▶ _Arbeitsauftrag_:
Kannst du das Material vom Anfang bis einschließlich der Zeile mit "Bar bbox=[419, 785, 537, 825]" neu schreiben und dabei "Bar" überall durch "Balken" ersetzen, ohne sonst etwas zu ändern?

Gesammelte Dateneinträge:
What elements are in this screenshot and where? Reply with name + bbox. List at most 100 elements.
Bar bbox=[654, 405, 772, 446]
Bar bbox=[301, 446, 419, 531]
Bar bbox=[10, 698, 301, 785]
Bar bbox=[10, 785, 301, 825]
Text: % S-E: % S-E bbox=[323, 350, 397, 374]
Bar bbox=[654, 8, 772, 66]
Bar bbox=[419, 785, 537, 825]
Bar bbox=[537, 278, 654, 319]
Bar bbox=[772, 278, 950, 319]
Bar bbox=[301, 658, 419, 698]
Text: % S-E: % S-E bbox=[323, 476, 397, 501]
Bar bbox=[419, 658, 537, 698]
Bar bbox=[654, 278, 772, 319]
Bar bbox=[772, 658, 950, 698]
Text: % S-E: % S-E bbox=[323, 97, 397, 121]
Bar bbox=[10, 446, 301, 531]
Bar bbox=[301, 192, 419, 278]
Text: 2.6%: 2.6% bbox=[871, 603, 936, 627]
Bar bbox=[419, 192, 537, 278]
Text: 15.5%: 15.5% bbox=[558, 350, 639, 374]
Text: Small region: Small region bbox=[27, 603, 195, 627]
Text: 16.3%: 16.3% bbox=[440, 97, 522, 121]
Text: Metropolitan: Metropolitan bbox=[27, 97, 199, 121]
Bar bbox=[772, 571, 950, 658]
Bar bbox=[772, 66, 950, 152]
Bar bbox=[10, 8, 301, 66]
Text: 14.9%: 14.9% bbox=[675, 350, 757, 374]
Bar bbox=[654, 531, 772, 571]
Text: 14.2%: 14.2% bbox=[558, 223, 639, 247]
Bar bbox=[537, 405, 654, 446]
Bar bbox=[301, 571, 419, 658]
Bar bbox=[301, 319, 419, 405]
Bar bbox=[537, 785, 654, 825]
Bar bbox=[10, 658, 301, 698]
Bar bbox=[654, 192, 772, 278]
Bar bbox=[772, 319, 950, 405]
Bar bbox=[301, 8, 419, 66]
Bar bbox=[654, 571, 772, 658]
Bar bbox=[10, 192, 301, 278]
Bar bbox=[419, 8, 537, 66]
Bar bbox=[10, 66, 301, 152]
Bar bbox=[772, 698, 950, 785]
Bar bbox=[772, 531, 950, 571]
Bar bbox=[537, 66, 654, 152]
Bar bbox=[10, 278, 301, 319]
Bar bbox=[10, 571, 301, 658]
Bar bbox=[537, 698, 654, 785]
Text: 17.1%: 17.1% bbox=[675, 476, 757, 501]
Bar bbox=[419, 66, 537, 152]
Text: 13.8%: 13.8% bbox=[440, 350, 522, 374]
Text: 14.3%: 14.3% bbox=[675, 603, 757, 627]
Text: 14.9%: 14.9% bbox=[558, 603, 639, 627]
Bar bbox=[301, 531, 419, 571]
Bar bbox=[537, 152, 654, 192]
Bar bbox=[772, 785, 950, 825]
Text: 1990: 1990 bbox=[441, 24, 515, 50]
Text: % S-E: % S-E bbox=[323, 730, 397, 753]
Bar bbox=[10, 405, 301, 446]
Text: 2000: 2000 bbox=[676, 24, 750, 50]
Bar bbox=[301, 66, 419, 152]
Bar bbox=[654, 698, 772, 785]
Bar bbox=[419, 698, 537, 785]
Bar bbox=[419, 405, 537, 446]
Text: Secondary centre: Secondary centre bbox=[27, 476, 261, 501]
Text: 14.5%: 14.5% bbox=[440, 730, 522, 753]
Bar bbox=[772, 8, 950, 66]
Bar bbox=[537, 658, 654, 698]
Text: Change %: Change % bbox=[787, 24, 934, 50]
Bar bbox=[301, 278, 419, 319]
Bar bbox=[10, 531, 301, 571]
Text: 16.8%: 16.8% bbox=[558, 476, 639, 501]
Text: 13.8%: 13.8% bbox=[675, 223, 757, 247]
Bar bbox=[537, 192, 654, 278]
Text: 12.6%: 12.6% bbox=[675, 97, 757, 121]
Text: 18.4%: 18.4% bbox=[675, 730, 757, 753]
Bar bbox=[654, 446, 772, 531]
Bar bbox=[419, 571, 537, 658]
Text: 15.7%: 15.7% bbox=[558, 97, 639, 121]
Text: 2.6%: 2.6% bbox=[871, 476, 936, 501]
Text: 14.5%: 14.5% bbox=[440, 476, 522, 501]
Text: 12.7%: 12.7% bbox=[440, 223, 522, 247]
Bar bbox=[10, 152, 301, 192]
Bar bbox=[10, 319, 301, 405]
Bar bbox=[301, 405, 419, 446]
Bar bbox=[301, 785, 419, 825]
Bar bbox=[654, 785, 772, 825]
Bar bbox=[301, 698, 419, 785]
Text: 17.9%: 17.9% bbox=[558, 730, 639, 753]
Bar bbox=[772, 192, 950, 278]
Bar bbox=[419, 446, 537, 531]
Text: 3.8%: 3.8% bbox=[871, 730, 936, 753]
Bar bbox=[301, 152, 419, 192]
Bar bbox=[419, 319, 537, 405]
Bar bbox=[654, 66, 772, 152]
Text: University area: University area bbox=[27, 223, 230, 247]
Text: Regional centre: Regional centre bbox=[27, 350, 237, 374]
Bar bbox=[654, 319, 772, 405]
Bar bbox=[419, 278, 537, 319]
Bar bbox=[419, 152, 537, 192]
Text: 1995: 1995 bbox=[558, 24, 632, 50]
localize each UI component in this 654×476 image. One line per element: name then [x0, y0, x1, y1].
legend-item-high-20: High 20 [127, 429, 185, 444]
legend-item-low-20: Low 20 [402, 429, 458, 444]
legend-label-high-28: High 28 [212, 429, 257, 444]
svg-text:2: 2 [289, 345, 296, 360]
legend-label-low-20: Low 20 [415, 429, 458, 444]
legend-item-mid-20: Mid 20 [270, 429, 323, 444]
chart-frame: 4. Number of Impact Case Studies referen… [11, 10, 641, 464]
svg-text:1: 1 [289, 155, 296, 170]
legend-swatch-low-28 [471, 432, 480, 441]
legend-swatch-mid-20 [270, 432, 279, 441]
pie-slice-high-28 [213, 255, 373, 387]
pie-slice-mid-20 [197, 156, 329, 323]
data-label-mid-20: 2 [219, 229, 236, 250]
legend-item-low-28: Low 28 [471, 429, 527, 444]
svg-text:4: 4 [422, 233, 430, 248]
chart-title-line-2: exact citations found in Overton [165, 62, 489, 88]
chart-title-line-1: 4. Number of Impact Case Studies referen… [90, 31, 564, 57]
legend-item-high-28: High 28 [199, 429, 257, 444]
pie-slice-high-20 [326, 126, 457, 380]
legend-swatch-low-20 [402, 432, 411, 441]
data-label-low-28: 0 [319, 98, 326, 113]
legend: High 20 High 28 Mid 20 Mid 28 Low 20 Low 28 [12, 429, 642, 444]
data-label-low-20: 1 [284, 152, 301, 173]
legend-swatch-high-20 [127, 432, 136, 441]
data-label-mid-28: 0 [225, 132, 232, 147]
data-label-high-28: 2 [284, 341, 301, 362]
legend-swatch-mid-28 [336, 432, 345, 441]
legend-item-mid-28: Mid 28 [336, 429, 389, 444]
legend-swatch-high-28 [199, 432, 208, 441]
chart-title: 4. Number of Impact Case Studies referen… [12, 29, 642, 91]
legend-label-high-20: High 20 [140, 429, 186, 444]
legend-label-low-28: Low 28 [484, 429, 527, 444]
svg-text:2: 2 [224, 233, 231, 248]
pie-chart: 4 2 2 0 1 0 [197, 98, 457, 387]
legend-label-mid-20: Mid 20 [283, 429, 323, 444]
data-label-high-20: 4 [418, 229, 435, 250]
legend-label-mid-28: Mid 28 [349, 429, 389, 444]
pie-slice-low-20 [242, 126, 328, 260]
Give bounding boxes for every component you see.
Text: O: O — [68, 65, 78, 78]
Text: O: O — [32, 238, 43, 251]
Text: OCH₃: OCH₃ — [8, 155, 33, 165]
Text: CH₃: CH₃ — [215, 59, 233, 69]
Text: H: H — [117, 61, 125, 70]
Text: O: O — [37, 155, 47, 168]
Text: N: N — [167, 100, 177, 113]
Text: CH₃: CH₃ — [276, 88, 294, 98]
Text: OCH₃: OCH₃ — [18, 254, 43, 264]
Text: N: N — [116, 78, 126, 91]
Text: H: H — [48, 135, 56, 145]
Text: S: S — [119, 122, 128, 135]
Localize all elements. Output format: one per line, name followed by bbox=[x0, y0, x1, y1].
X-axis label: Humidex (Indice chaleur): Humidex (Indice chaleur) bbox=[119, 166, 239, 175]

▶ _Ergebnis der Übung_:
What elements are in this screenshot and where? Reply with name + bbox. List at most 100 elements.
Balken bbox=[654, 405, 772, 446]
Balken bbox=[301, 446, 419, 531]
Balken bbox=[10, 698, 301, 785]
Balken bbox=[10, 785, 301, 825]
Text: % S-E: % S-E bbox=[323, 350, 397, 374]
Balken bbox=[654, 8, 772, 66]
Balken bbox=[419, 785, 537, 825]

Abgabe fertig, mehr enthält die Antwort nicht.